Data records:
— Begin —
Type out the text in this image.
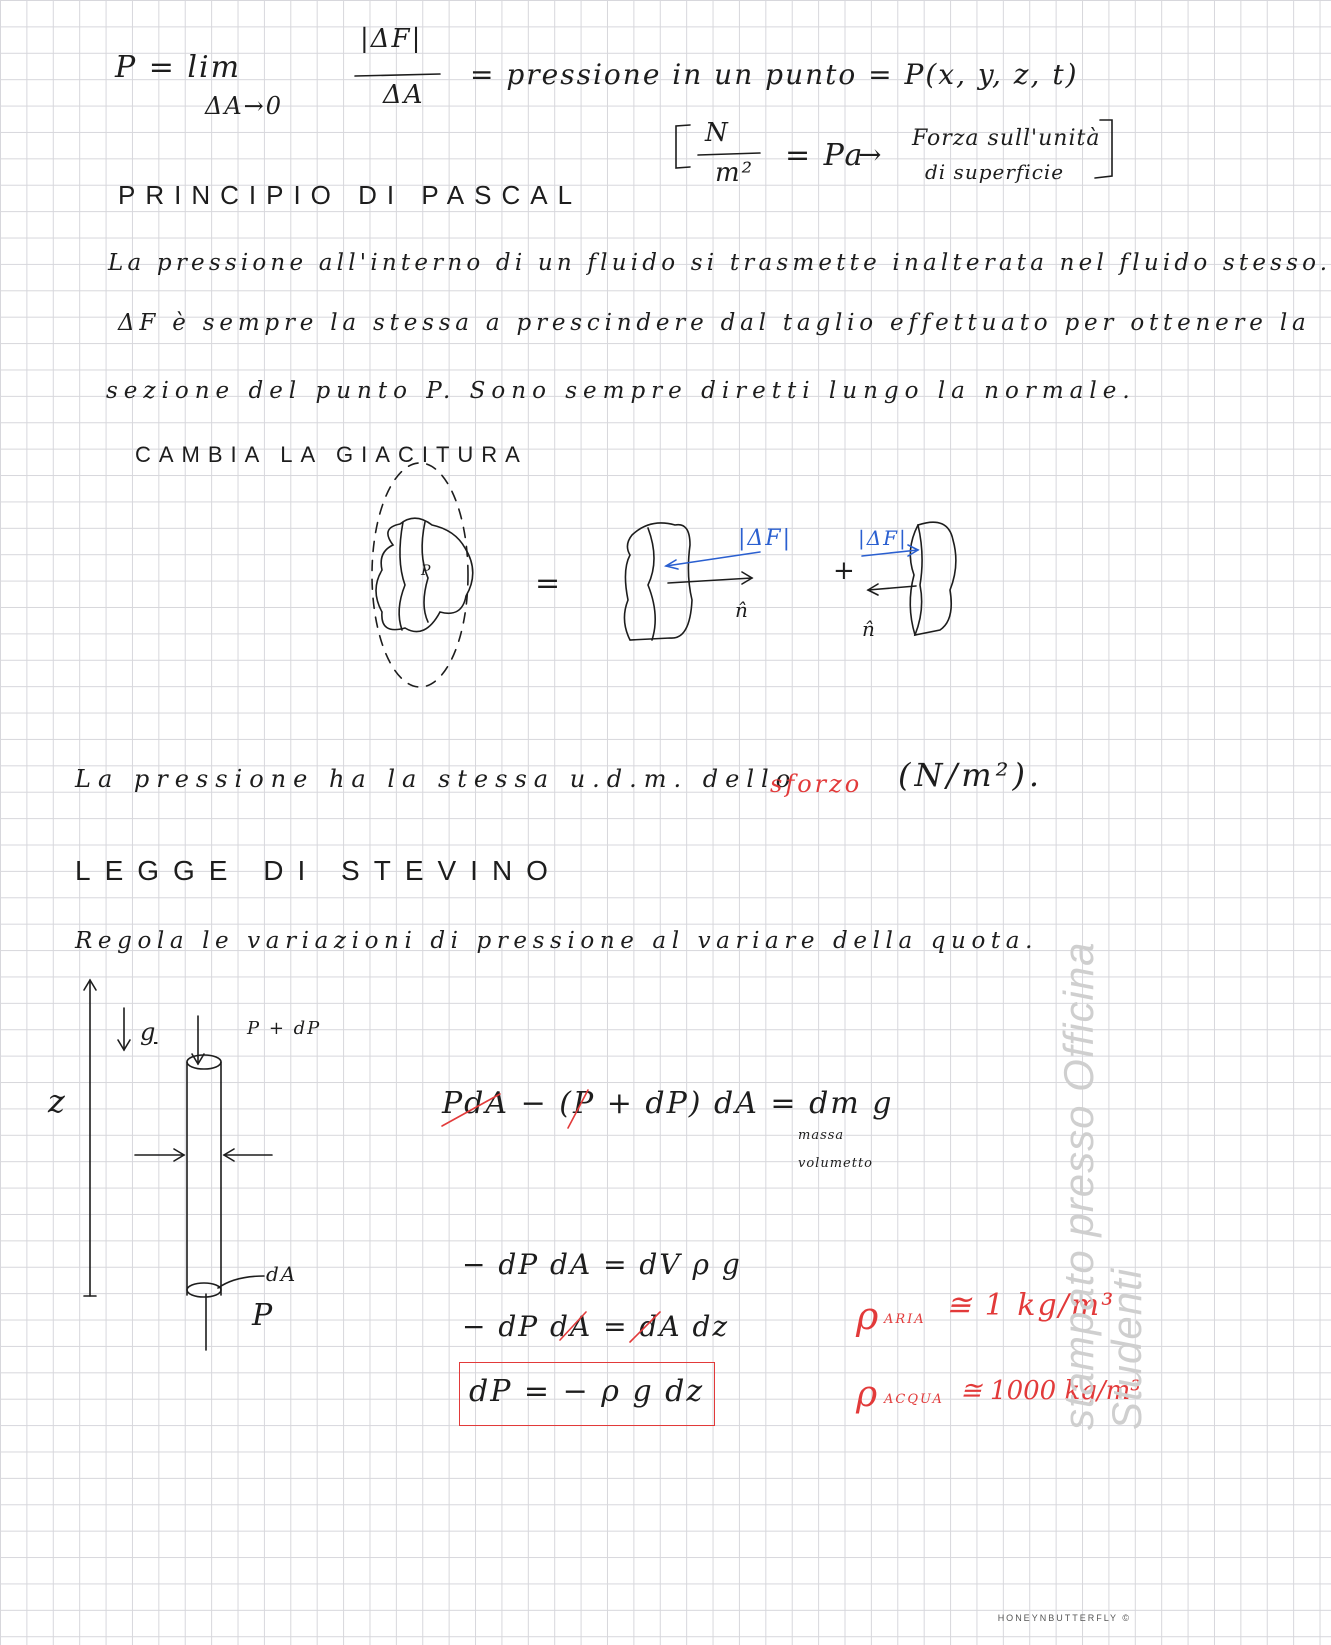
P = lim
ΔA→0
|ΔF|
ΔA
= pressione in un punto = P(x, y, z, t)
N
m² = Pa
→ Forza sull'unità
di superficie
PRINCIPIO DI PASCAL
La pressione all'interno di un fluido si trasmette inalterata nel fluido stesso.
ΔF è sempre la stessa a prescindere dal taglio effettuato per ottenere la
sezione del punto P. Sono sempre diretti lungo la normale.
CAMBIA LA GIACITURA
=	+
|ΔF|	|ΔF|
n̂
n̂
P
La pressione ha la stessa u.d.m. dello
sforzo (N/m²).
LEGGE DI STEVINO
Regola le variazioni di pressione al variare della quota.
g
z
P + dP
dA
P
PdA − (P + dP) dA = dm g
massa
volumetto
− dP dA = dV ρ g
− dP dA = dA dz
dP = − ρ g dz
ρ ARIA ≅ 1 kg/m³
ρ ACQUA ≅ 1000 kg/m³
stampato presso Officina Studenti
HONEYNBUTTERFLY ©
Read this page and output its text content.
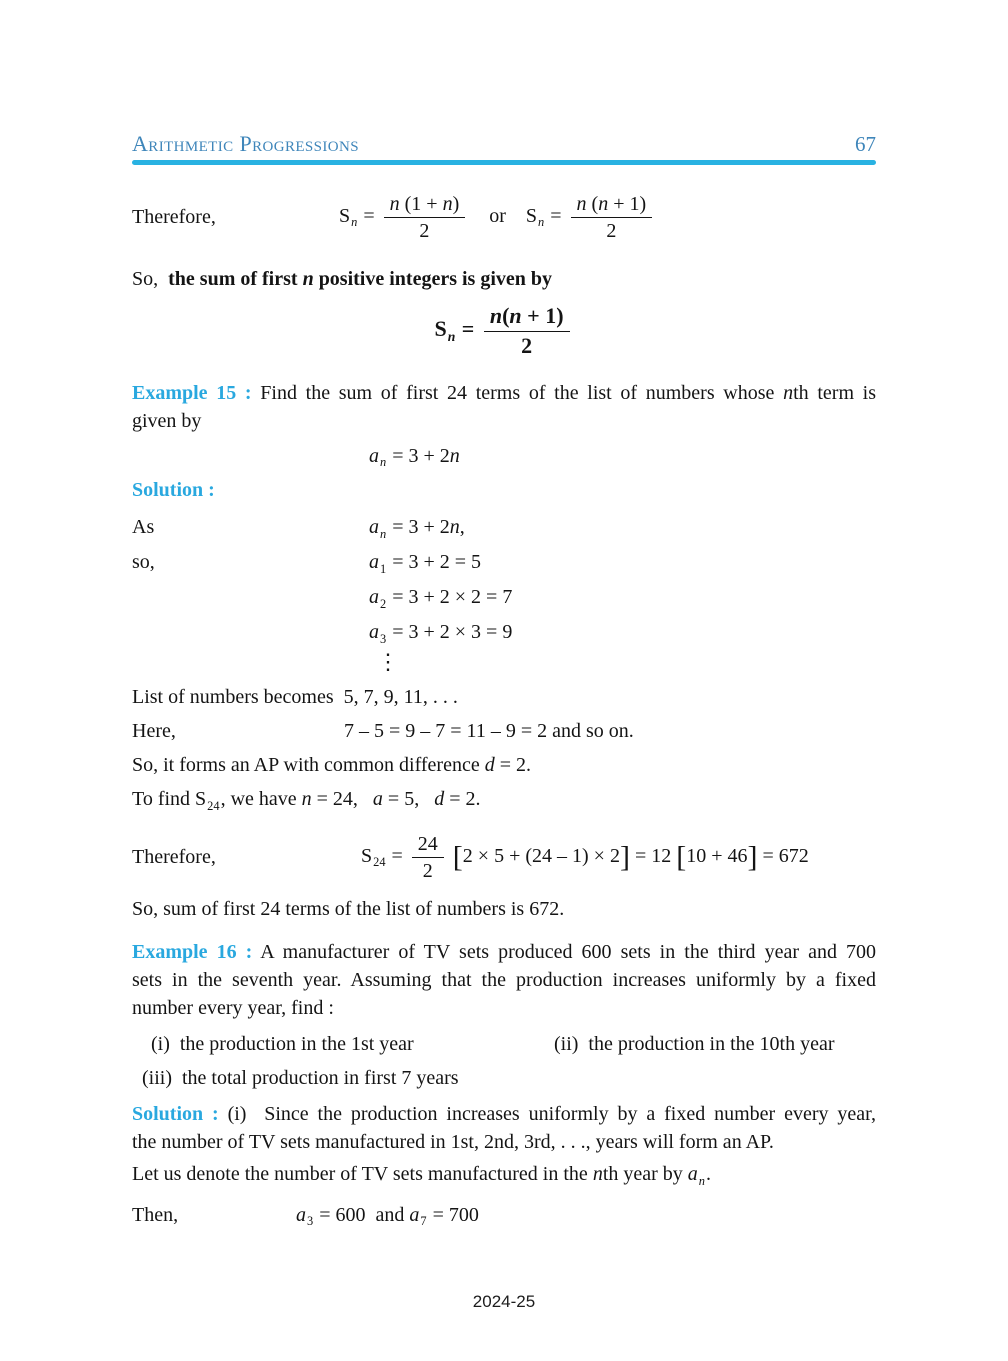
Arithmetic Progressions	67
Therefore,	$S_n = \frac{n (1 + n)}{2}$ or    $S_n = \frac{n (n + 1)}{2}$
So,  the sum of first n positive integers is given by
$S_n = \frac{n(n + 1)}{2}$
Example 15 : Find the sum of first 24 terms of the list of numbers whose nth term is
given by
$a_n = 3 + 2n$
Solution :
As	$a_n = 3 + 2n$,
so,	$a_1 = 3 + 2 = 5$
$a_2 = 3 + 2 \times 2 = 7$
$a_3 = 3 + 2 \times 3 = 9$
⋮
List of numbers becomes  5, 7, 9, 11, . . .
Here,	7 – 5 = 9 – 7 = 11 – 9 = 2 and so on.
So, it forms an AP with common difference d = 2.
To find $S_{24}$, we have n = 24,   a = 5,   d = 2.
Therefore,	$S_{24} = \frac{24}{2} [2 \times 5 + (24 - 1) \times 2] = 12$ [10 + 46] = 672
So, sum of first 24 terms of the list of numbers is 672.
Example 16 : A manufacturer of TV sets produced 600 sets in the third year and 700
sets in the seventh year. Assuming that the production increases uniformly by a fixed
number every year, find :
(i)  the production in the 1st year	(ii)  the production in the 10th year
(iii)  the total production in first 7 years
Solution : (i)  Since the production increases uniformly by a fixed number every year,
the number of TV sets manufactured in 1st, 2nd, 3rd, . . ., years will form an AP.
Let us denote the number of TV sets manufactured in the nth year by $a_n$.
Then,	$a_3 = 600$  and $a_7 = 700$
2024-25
— End —
Exercise prompt. Of the lines above, copy each that contains "given".

Full answer.
So,  the sum of first n positive integers is given by
given by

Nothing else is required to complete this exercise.